Start

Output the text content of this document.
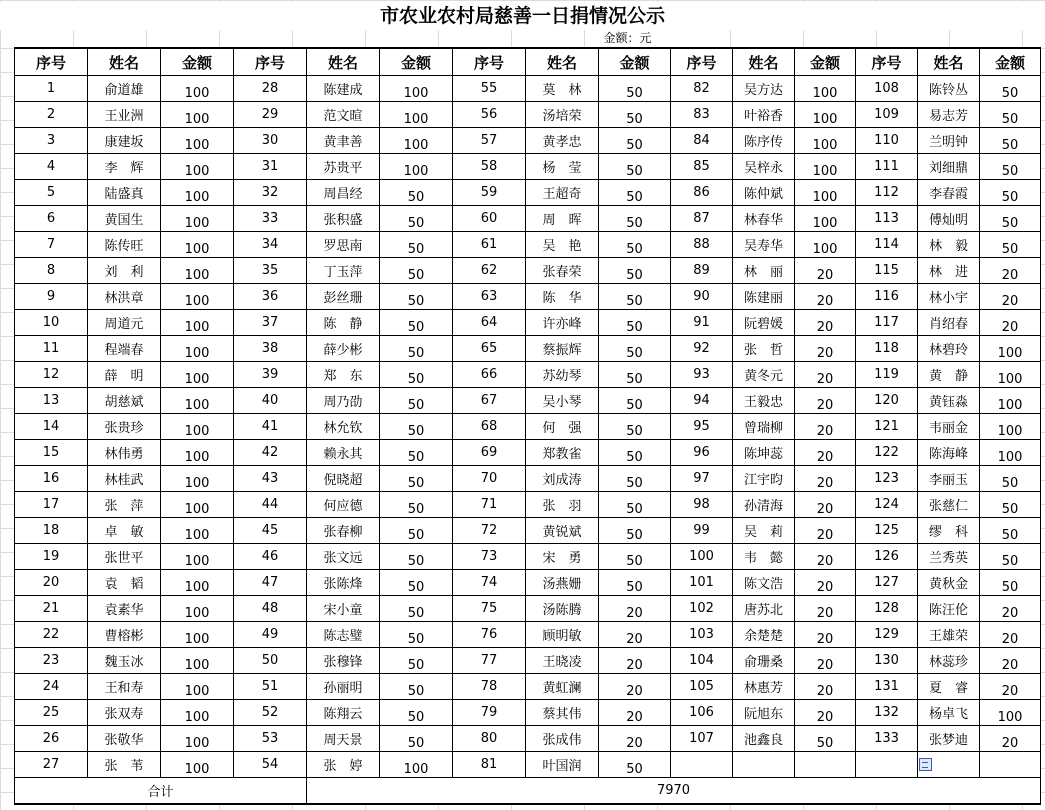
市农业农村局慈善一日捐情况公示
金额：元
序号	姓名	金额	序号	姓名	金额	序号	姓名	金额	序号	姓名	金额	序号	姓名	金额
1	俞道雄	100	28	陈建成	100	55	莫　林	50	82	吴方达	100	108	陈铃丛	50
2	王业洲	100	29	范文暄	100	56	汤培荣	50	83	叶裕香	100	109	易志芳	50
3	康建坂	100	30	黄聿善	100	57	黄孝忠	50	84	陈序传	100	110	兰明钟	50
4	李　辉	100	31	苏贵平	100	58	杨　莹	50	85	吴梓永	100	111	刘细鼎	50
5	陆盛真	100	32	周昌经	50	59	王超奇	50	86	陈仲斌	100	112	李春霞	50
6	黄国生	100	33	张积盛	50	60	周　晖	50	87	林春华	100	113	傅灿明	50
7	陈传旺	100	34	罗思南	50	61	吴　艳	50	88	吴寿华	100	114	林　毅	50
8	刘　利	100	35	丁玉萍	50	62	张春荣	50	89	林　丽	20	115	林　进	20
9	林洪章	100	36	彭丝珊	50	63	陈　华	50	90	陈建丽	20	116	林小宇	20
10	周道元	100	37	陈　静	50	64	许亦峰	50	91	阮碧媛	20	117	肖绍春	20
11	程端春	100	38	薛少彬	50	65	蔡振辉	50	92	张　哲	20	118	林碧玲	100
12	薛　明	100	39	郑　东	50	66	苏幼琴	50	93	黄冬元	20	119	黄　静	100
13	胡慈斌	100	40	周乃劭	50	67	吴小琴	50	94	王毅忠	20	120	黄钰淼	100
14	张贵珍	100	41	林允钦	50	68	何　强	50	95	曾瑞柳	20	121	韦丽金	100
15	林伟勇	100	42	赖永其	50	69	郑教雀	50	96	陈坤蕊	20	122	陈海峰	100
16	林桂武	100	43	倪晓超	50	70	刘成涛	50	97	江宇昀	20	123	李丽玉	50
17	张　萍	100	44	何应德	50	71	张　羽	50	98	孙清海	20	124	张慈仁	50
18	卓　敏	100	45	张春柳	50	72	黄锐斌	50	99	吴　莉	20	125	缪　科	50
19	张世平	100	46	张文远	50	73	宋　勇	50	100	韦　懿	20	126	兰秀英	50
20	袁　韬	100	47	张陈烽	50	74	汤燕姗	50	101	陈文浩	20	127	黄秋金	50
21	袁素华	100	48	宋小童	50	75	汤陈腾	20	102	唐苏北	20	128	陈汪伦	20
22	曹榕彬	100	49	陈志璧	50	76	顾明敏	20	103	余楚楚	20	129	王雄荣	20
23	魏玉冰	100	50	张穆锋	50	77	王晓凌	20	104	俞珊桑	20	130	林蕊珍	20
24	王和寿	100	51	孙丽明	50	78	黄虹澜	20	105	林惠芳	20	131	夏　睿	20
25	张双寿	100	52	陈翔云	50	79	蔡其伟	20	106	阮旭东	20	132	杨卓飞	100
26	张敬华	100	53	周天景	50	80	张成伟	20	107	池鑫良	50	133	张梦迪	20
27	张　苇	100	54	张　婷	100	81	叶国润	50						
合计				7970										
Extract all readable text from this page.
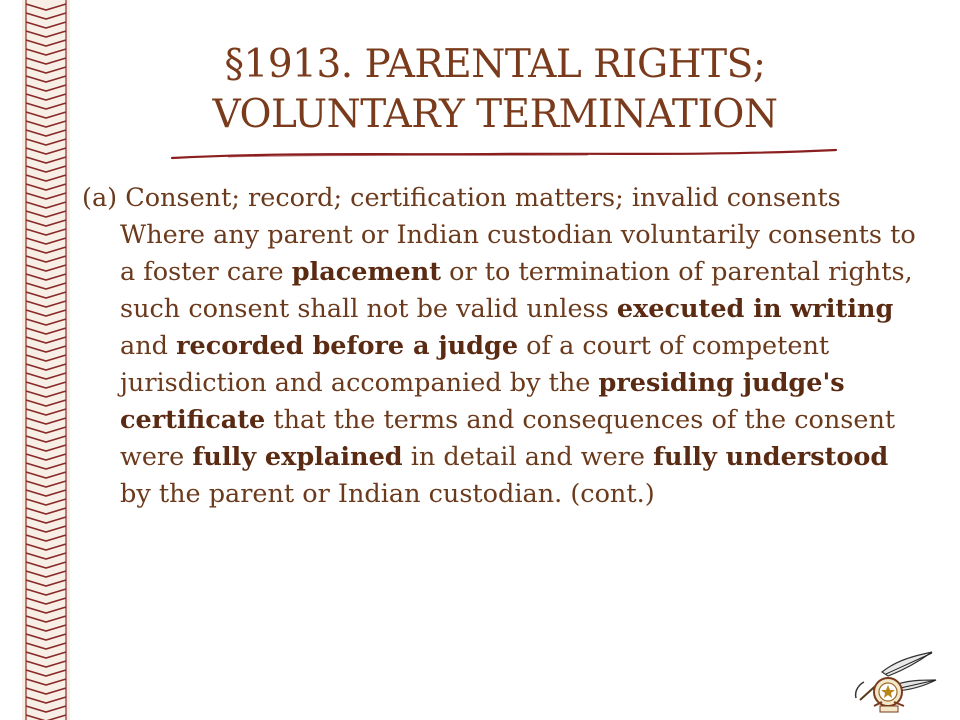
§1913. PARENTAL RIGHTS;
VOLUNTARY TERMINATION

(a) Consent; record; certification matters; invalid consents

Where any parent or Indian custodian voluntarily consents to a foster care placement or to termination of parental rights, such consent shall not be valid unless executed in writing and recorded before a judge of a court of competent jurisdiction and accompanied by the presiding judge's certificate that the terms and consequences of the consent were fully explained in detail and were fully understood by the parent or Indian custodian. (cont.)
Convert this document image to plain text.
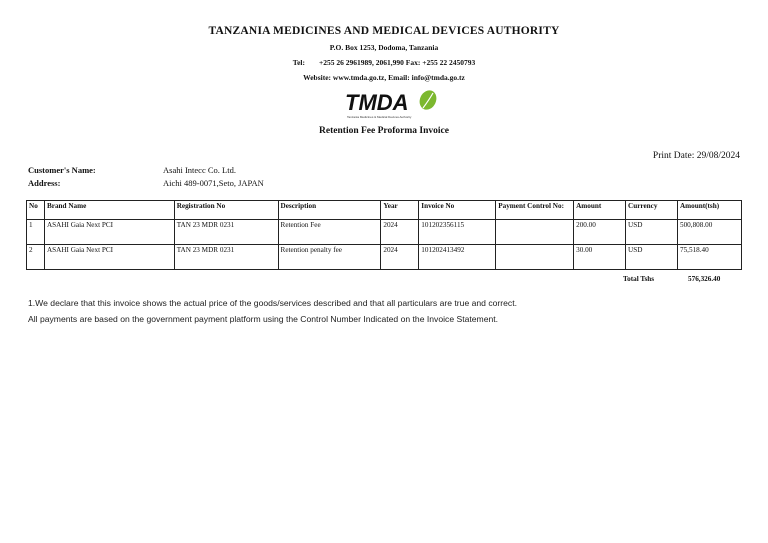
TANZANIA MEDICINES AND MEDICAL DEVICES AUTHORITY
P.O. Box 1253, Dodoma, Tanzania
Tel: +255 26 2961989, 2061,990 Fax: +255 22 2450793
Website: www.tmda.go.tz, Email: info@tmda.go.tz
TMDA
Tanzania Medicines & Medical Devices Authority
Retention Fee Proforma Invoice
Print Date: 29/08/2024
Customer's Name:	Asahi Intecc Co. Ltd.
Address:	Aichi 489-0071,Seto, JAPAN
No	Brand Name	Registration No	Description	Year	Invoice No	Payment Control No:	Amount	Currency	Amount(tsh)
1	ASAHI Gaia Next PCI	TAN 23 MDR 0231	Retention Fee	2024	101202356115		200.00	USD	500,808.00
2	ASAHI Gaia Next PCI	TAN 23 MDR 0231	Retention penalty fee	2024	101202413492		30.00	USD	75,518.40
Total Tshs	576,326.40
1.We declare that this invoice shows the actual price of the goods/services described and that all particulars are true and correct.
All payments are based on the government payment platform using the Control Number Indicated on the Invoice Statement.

End

- **REQUEST**
Collect from the data above every line that includes "text".

- **RESPONSE TO THIS EXERCISE**
Output the text content of this document.
Extract all readable text from this page.
Convert this document image to plain text.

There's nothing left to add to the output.